--- Recorded data Enclosed Below ---
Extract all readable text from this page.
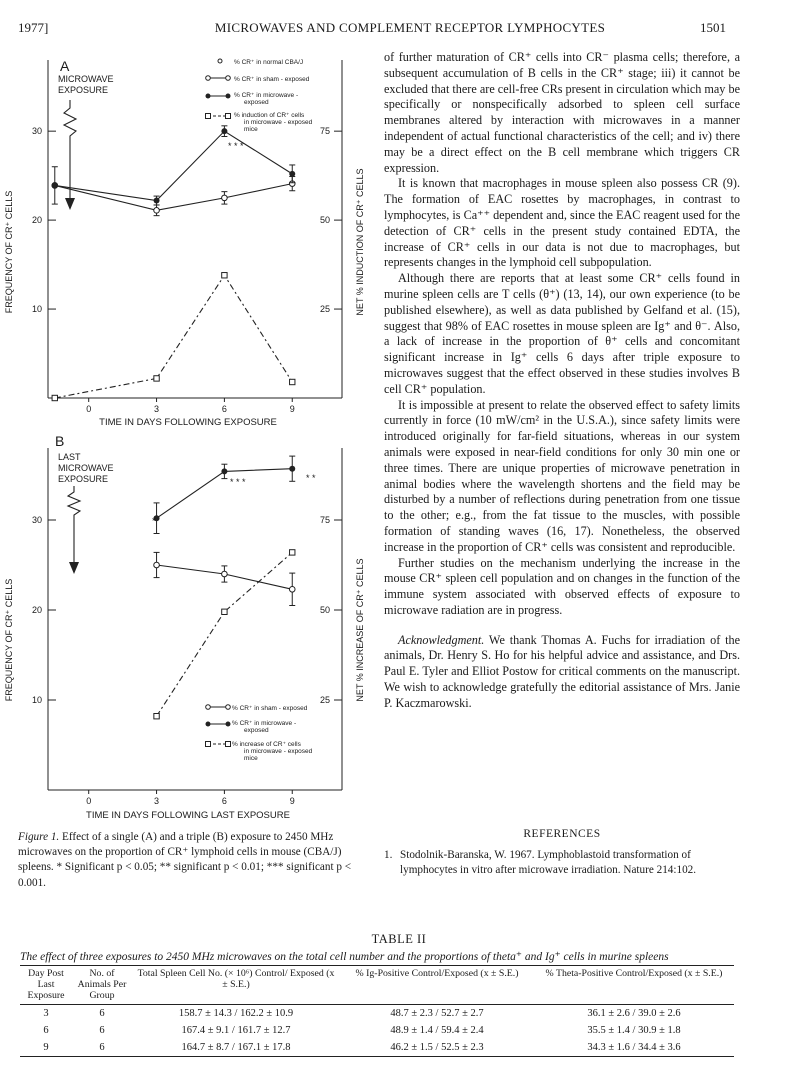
1977]	MICROWAVES AND COMPLEMENT RECEPTOR LYMPHOCYTES	1501
A
MICROWAVE
EXPOSURE
FREQUENCY OF CR⁺ CELLS	NET % INDUCTION OF CR⁺ CELLS
TIME IN DAYS FOLLOWING EXPOSURE
0	3	6	9
10
20
30
25
50
75
* * *
% CR⁺ in normal CBA/J
% CR⁺ in sham - exposed
% CR⁺ in microwave -
exposed
% induction of CR⁺ cells
in microwave - exposed
mice
B
LAST
MICROWAVE
EXPOSURE
FREQUENCY OF CR⁺ CELLS	NET % INCREASE OF CR⁺ CELLS
TIME IN DAYS FOLLOWING LAST EXPOSURE
0	3	6	9
10
20
30
25
50
75
*
* * *	* *
% CR⁺ in sham - exposed
% CR⁺ in microwave -
exposed
% increase of CR⁺ cells
in microwave - exposed
mice
Figure 1. Effect of a single (A) and a triple (B) exposure to 2450 MHz microwaves on the proportion of CR⁺ lymphoid cells in mouse (CBA/J) spleens. * Significant p < 0.05; ** significant p < 0.01; *** significant p < 0.001.

of further maturation of CR⁺ cells into CR⁻ plasma cells; therefore, a subsequent accumulation of B cells in the CR⁺ stage; iii) it cannot be excluded that there are cell-free CRs present in circulation which may be specifically or nonspecifically adsorbed to spleen cell surface membranes altered by interaction with microwaves in a manner independent of actual functional characteristics of the cell; and iv) there may be a direct effect on the B cell membrane which triggers CR expression.

It is known that macrophages in mouse spleen also possess CR (9). The formation of EAC rosettes by macrophages, in contrast to lymphocytes, is Ca⁺⁺ dependent and, since the EAC reagent used for the detection of CR⁺ cells in the present study contained EDTA, the increase of CR⁺ cells in our data is not due to macrophages, but represents changes in the lymphoid cell subpopulation.

Although there are reports that at least some CR⁺ cells found in murine spleen cells are T cells (θ⁺) (13, 14), our own experience (to be published elsewhere), as well as data published by Gelfand et al. (15), suggest that 98% of EAC rosettes in mouse spleen are Ig⁺ and θ⁻. Also, a lack of increase in the proportion of θ⁺ cells and concomitant significant increase in Ig⁺ cells 6 days after triple exposure to microwaves suggest that the effect observed in these studies involves B cell CR⁺ population.

It is impossible at present to relate the observed effect to safety limits currently in force (10 mW/cm² in the U.S.A.), since safety limits were introduced originally for far-field situations, whereas in our system animals were exposed in near-field conditions for only 30 min one or three times. There are unique properties of microwave penetration in animal bodies where the wavelength shortens and the field may be disturbed by a number of reflections during penetration from one tissue to the other; e.g., from the fat tissue to the muscles, with possible formation of standing waves (16, 17). Nonetheless, the observed increase in the proportion of CR⁺ cells was consistent and reproducible.

Further studies on the mechanism underlying the increase in the mouse CR⁺ spleen cell population and on changes in the function of the immune system associated with observed effects of exposure to microwave radiation are in progress.

Acknowledgment. We thank Thomas A. Fuchs for irradiation of the animals, Dr. Henry S. Ho for his helpful advice and assistance, and Drs. Paul E. Tyler and Elliot Postow for critical comments on the manuscript. We wish to acknowledge gratefully the editorial assistance of Mrs. Janie P. Kaczmarowski.

REFERENCES
1. Stodolnik-Baranska, W. 1967. Lymphoblastoid transformation of lymphocytes in vitro after microwave irradiation. Nature 214:102.
TABLE II
The effect of three exposures to 2450 MHz microwaves on the total cell number and the proportions of theta⁺ and Ig⁺ cells in murine spleens
Day Post Last Exposure	No. of Animals Per Group	Total Spleen Cell No. (× 10⁶) Control/ Exposed (x ± S.E.)	% Ig-Positive Control/Exposed (x ± S.E.)	% Theta-Positive Control/Exposed (x ± S.E.)
3	6	158.7 ± 14.3 / 162.2 ± 10.9	48.7 ± 2.3 / 52.7 ± 2.7	36.1 ± 2.6 / 39.0 ± 2.6
6	6	167.4 ± 9.1 / 161.7 ± 12.7	48.9 ± 1.4 / 59.4 ± 2.4	35.5 ± 1.4 / 30.9 ± 1.8
9	6	164.7 ± 8.7 / 167.1 ± 17.8	46.2 ± 1.5 / 52.5 ± 2.3	34.3 ± 1.6 / 34.4 ± 3.6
--- End of Enclosed Recorded data ---
- **Work to complete**
Copy out all the entries precisely. No images.

- **Solution for this task**
Extract all readable text from this page.
1977]	MICROWAVES AND COMPLEMENT RECEPTOR LYMPHOCYTES	1501
A
MICROWAVE
EXPOSURE
FREQUENCY OF CR⁺ CELLS	NET % INDUCTION OF CR⁺ CELLS
TIME IN DAYS FOLLOWING EXPOSURE
0	3	6	9
10
20
30
25
50
75
* * *
% CR⁺ in normal CBA/J
% CR⁺ in sham - exposed
% CR⁺ in microwave -
exposed
% induction of CR⁺ cells
in microwave - exposed
mice
B
LAST
MICROWAVE
EXPOSURE
FREQUENCY OF CR⁺ CELLS	NET % INCREASE OF CR⁺ CELLS
TIME IN DAYS FOLLOWING LAST EXPOSURE
0	3	6	9
10
20
30
25
50
75
*
* * *	* *
% CR⁺ in sham - exposed
% CR⁺ in microwave -
exposed
% increase of CR⁺ cells
in microwave - exposed
mice
Figure 1. Effect of a single (A) and a triple (B) exposure to 2450 MHz microwaves on the proportion of CR⁺ lymphoid cells in mouse (CBA/J) spleens. * Significant p < 0.05; ** significant p < 0.01; *** significant p < 0.001.

of further maturation of CR⁺ cells into CR⁻ plasma cells; therefore, a subsequent accumulation of B cells in the CR⁺ stage; iii) it cannot be excluded that there are cell-free CRs present in circulation which may be specifically or nonspecifically adsorbed to spleen cell surface membranes altered by interaction with microwaves in a manner independent of actual functional characteristics of the cell; and iv) there may be a direct effect on the B cell membrane which triggers CR expression.

It is known that macrophages in mouse spleen also possess CR (9). The formation of EAC rosettes by macrophages, in contrast to lymphocytes, is Ca⁺⁺ dependent and, since the EAC reagent used for the detection of CR⁺ cells in the present study contained EDTA, the increase of CR⁺ cells in our data is not due to macrophages, but represents changes in the lymphoid cell subpopulation.

Although there are reports that at least some CR⁺ cells found in murine spleen cells are T cells (θ⁺) (13, 14), our own experience (to be published elsewhere), as well as data published by Gelfand et al. (15), suggest that 98% of EAC rosettes in mouse spleen are Ig⁺ and θ⁻. Also, a lack of increase in the proportion of θ⁺ cells and concomitant significant increase in Ig⁺ cells 6 days after triple exposure to microwaves suggest that the effect observed in these studies involves B cell CR⁺ population.

It is impossible at present to relate the observed effect to safety limits currently in force (10 mW/cm² in the U.S.A.), since safety limits were introduced originally for far-field situations, whereas in our system animals were exposed in near-field conditions for only 30 min one or three times. There are unique properties of microwave penetration in animal bodies where the wavelength shortens and the field may be disturbed by a number of reflections during penetration from one tissue to the other; e.g., from the fat tissue to the muscles, with possible formation of standing waves (16, 17). Nonetheless, the observed increase in the proportion of CR⁺ cells was consistent and reproducible.

Further studies on the mechanism underlying the increase in the mouse CR⁺ spleen cell population and on changes in the function of the immune system associated with observed effects of exposure to microwave radiation are in progress.

Acknowledgment. We thank Thomas A. Fuchs for irradiation of the animals, Dr. Henry S. Ho for his helpful advice and assistance, and Drs. Paul E. Tyler and Elliot Postow for critical comments on the manuscript. We wish to acknowledge gratefully the editorial assistance of Mrs. Janie P. Kaczmarowski.

REFERENCES
1. Stodolnik-Baranska, W. 1967. Lymphoblastoid transformation of lymphocytes in vitro after microwave irradiation. Nature 214:102.
TABLE II
The effect of three exposures to 2450 MHz microwaves on the total cell number and the proportions of theta⁺ and Ig⁺ cells in murine spleens
Day Post Last Exposure	No. of Animals Per Group	Total Spleen Cell No. (× 10⁶) Control/ Exposed (x ± S.E.)	% Ig-Positive Control/Exposed (x ± S.E.)	% Theta-Positive Control/Exposed (x ± S.E.)
3	6	158.7 ± 14.3 / 162.2 ± 10.9	48.7 ± 2.3 / 52.7 ± 2.7	36.1 ± 2.6 / 39.0 ± 2.6
6	6	167.4 ± 9.1 / 161.7 ± 12.7	48.9 ± 1.4 / 59.4 ± 2.4	35.5 ± 1.4 / 30.9 ± 1.8
9	6	164.7 ± 8.7 / 167.1 ± 17.8	46.2 ± 1.5 / 52.5 ± 2.3	34.3 ± 1.6 / 34.4 ± 3.6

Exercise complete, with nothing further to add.